-- begin Data entries --

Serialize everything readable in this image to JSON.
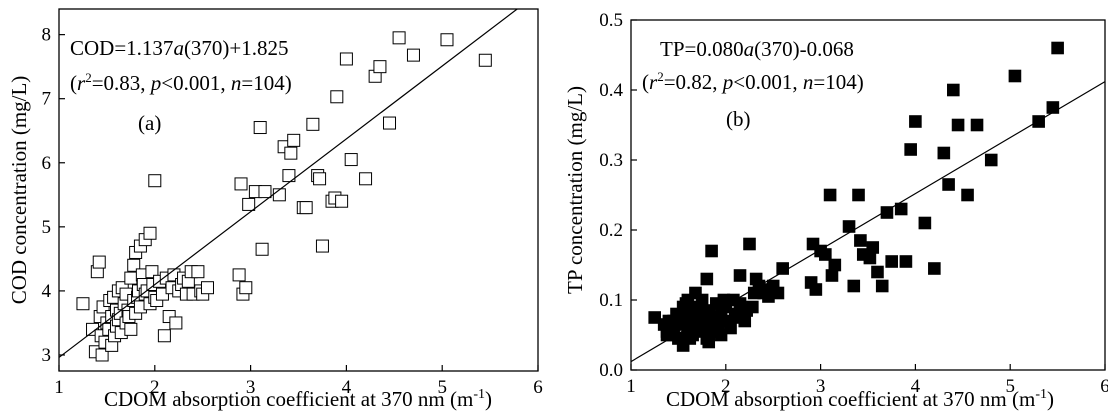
{
  "chart_data": [
    {
      "type": "scatter",
      "panel_label": "(a)",
      "xlabel": "CDOM absorption coefficient at 370 nm (m-1)",
      "ylabel": "COD concentration (mg/L)",
      "xlim": [
        1,
        6
      ],
      "ylim": [
        2.75,
        8.4
      ],
      "xticks": [
        "1",
        "2",
        "3",
        "4",
        "5",
        "6"
      ],
      "yticks": [
        "3",
        "4",
        "5",
        "6",
        "7",
        "8"
      ],
      "equation": "COD=1.137a(370)+1.825",
      "stats": "(r2=0.83, p<0.001, n=104)",
      "fit": {
        "slope": 1.137,
        "intercept": 1.825
      },
      "marker": "open-square",
      "x": [
        1.25,
        1.35,
        1.38,
        1.4,
        1.42,
        1.43,
        1.44,
        1.45,
        1.46,
        1.48,
        1.5,
        1.52,
        1.53,
        1.55,
        1.55,
        1.57,
        1.58,
        1.6,
        1.6,
        1.62,
        1.62,
        1.64,
        1.65,
        1.66,
        1.68,
        1.7,
        1.7,
        1.72,
        1.73,
        1.75,
        1.75,
        1.78,
        1.78,
        1.8,
        1.8,
        1.82,
        1.83,
        1.85,
        1.85,
        1.87,
        1.88,
        1.9,
        1.9,
        1.92,
        1.95,
        1.95,
        1.97,
        1.98,
        2.0,
        2.0,
        2.02,
        2.05,
        2.08,
        2.1,
        2.12,
        2.15,
        2.18,
        2.2,
        2.22,
        2.25,
        2.28,
        2.3,
        2.33,
        2.35,
        2.38,
        2.4,
        2.45,
        2.48,
        2.5,
        2.55,
        2.88,
        2.9,
        2.92,
        2.95,
        2.98,
        3.05,
        3.1,
        3.12,
        3.15,
        3.3,
        3.35,
        3.4,
        3.42,
        3.45,
        3.55,
        3.58,
        3.65,
        3.7,
        3.72,
        3.75,
        3.85,
        3.88,
        3.9,
        3.95,
        4.0,
        4.05,
        4.2,
        4.3,
        4.35,
        4.45,
        4.55,
        4.7,
        5.05,
        5.45
      ],
      "y": [
        3.8,
        3.4,
        3.05,
        4.3,
        4.45,
        3.6,
        3.3,
        3.0,
        3.75,
        3.2,
        3.5,
        3.4,
        3.85,
        3.6,
        3.15,
        3.9,
        3.3,
        3.7,
        3.45,
        4.0,
        3.55,
        3.65,
        3.35,
        4.05,
        3.8,
        3.5,
        3.95,
        3.7,
        3.6,
        4.2,
        3.4,
        3.85,
        4.4,
        3.65,
        4.6,
        3.9,
        4.0,
        4.7,
        3.75,
        4.25,
        4.1,
        4.8,
        3.95,
        4.0,
        4.9,
        3.8,
        4.3,
        4.1,
        5.72,
        3.9,
        3.85,
        4.15,
        3.95,
        3.3,
        4.2,
        3.6,
        4.05,
        4.25,
        3.5,
        4.0,
        4.1,
        4.2,
        3.95,
        4.15,
        4.3,
        3.95,
        4.3,
        4.0,
        3.95,
        4.05,
        4.25,
        5.67,
        3.95,
        4.05,
        5.35,
        5.55,
        6.55,
        4.65,
        5.55,
        5.5,
        6.25,
        5.8,
        6.15,
        6.35,
        5.3,
        5.3,
        6.6,
        5.8,
        5.75,
        4.7,
        5.4,
        5.45,
        7.03,
        5.4,
        7.62,
        6.05,
        5.75,
        7.35,
        7.5,
        6.62,
        7.95,
        7.68,
        7.92,
        7.6
      ]
    },
    {
      "type": "scatter",
      "panel_label": "(b)",
      "xlabel": "CDOM absorption coefficient at 370 nm (m-1)",
      "ylabel": "TP concentration (mg/L)",
      "xlim": [
        1,
        6
      ],
      "ylim": [
        0,
        0.5
      ],
      "xticks": [
        "1",
        "2",
        "3",
        "4",
        "5",
        "6"
      ],
      "yticks": [
        "0.0",
        "0.1",
        "0.2",
        "0.3",
        "0.4",
        "0.5"
      ],
      "equation": "TP=0.080a(370)-0.068",
      "stats": "(r2=0.82, p<0.001, n=104)",
      "fit": {
        "slope": 0.08,
        "intercept": -0.068
      },
      "marker": "filled-square",
      "x": [
        1.25,
        1.35,
        1.38,
        1.4,
        1.42,
        1.45,
        1.48,
        1.5,
        1.52,
        1.55,
        1.55,
        1.58,
        1.6,
        1.6,
        1.62,
        1.62,
        1.65,
        1.65,
        1.68,
        1.7,
        1.7,
        1.72,
        1.72,
        1.75,
        1.75,
        1.78,
        1.8,
        1.8,
        1.82,
        1.85,
        1.85,
        1.88,
        1.9,
        1.9,
        1.92,
        1.95,
        1.95,
        1.98,
        2.0,
        2.0,
        2.05,
        2.1,
        2.15,
        2.15,
        2.2,
        2.22,
        2.25,
        2.3,
        2.32,
        2.35,
        2.4,
        2.45,
        2.5,
        2.55,
        2.6,
        2.9,
        2.92,
        2.95,
        3.0,
        3.05,
        3.1,
        3.12,
        3.3,
        3.35,
        3.4,
        3.42,
        3.45,
        3.55,
        3.6,
        3.65,
        3.7,
        3.75,
        3.85,
        3.9,
        3.95,
        4.0,
        4.1,
        4.2,
        4.3,
        4.35,
        4.4,
        4.45,
        4.55,
        4.65,
        4.8,
        5.05,
        5.3,
        5.45,
        5.5,
        1.58,
        1.68,
        1.78,
        1.88,
        2.08,
        2.28,
        1.45,
        1.62,
        1.92,
        2.12,
        3.15,
        3.52,
        1.82,
        2.42,
        1.38
      ],
      "y": [
        0.075,
        0.065,
        0.055,
        0.07,
        0.05,
        0.06,
        0.08,
        0.045,
        0.065,
        0.035,
        0.09,
        0.075,
        0.06,
        0.1,
        0.055,
        0.085,
        0.07,
        0.05,
        0.11,
        0.065,
        0.09,
        0.06,
        0.08,
        0.055,
        0.1,
        0.07,
        0.045,
        0.13,
        0.085,
        0.06,
        0.17,
        0.075,
        0.055,
        0.095,
        0.065,
        0.08,
        0.05,
        0.1,
        0.07,
        0.09,
        0.06,
        0.08,
        0.135,
        0.095,
        0.07,
        0.085,
        0.18,
        0.11,
        0.13,
        0.12,
        0.11,
        0.105,
        0.12,
        0.11,
        0.145,
        0.125,
        0.18,
        0.115,
        0.17,
        0.165,
        0.25,
        0.135,
        0.205,
        0.12,
        0.25,
        0.185,
        0.165,
        0.175,
        0.14,
        0.12,
        0.225,
        0.155,
        0.23,
        0.155,
        0.315,
        0.355,
        0.21,
        0.145,
        0.31,
        0.265,
        0.4,
        0.35,
        0.25,
        0.35,
        0.3,
        0.42,
        0.355,
        0.375,
        0.46,
        0.095,
        0.085,
        0.075,
        0.065,
        0.1,
        0.09,
        0.07,
        0.045,
        0.06,
        0.075,
        0.15,
        0.16,
        0.04,
        0.115,
        0.05
      ]
    }
  ]
}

-- end Data entries --

Return each line of the listing that holds the string "equation".

      "equation": "COD=1.137a(370)+1.825",
      "equation": "TP=0.080a(370)-0.068",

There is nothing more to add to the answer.